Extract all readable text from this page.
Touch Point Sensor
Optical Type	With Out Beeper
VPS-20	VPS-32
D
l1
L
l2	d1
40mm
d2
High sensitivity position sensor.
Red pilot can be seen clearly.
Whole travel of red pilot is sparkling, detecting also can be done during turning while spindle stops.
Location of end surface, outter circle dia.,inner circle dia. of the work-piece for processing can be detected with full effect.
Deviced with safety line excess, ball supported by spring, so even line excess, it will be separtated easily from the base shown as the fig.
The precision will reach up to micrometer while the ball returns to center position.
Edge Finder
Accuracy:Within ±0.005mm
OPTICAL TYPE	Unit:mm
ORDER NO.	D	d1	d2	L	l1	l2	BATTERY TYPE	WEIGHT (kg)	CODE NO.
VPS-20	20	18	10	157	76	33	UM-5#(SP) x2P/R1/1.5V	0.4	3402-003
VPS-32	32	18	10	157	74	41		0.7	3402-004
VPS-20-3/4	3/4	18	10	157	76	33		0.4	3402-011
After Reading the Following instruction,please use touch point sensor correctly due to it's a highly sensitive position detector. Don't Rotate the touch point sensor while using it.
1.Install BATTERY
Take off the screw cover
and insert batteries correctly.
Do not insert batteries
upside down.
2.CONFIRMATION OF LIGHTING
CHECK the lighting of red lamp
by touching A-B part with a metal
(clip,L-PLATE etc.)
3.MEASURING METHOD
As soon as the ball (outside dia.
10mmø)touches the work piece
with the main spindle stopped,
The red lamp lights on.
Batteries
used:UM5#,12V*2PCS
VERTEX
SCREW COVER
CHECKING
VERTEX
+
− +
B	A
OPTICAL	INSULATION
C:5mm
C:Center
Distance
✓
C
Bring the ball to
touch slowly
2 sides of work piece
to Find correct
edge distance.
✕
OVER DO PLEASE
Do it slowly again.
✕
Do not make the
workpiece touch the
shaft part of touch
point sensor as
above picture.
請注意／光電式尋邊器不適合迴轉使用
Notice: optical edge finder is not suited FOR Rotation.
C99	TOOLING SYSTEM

### STATED TASK
What do the records say? Quote them all exactly.

### CORRECT OUTPUT
Extract all readable text from this page.
Touch Point Sensor
Optical Type	With Out Beeper
VPS-20	VPS-32
D
l1
L
l2	d1
40mm
d2
High sensitivity position sensor.
Red pilot can be seen clearly.
Whole travel of red pilot is sparkling, detecting also can be done during turning while spindle stops.
Location of end surface, outter circle dia.,inner circle dia. of the work-piece for processing can be detected with full effect.
Deviced with safety line excess, ball supported by spring, so even line excess, it will be separtated easily from the base shown as the fig.
The precision will reach up to micrometer while the ball returns to center position.
Edge Finder
Accuracy:Within ±0.005mm
OPTICAL TYPE	Unit:mm
ORDER NO.	D	d1	d2	L	l1	l2	BATTERY TYPE	WEIGHT (kg)	CODE NO.
VPS-20	20	18	10	157	76	33	UM-5#(SP) x2P/R1/1.5V	0.4	3402-003
VPS-32	32	18	10	157	74	41		0.7	3402-004
VPS-20-3/4	3/4	18	10	157	76	33		0.4	3402-011
After Reading the Following instruction,please use touch point sensor correctly due to it's a highly sensitive position detector. Don't Rotate the touch point sensor while using it.
1.Install BATTERY
Take off the screw cover
and insert batteries correctly.
Do not insert batteries
upside down.
2.CONFIRMATION OF LIGHTING
CHECK the lighting of red lamp
by touching A-B part with a metal
(clip,L-PLATE etc.)
3.MEASURING METHOD
As soon as the ball (outside dia.
10mmø)touches the work piece
with the main spindle stopped,
The red lamp lights on.
Batteries
used:UM5#,12V*2PCS
VERTEX
SCREW COVER
CHECKING
VERTEX
+
− +
B	A
OPTICAL	INSULATION
C:5mm
C:Center
Distance
✓
C
Bring the ball to
touch slowly
2 sides of work piece
to Find correct
edge distance.
✕
OVER DO PLEASE
Do it slowly again.
✕
Do not make the
workpiece touch the
shaft part of touch
point sensor as
above picture.
請注意／光電式尋邊器不適合迴轉使用
Notice: optical edge finder is not suited FOR Rotation.
C99	TOOLING SYSTEM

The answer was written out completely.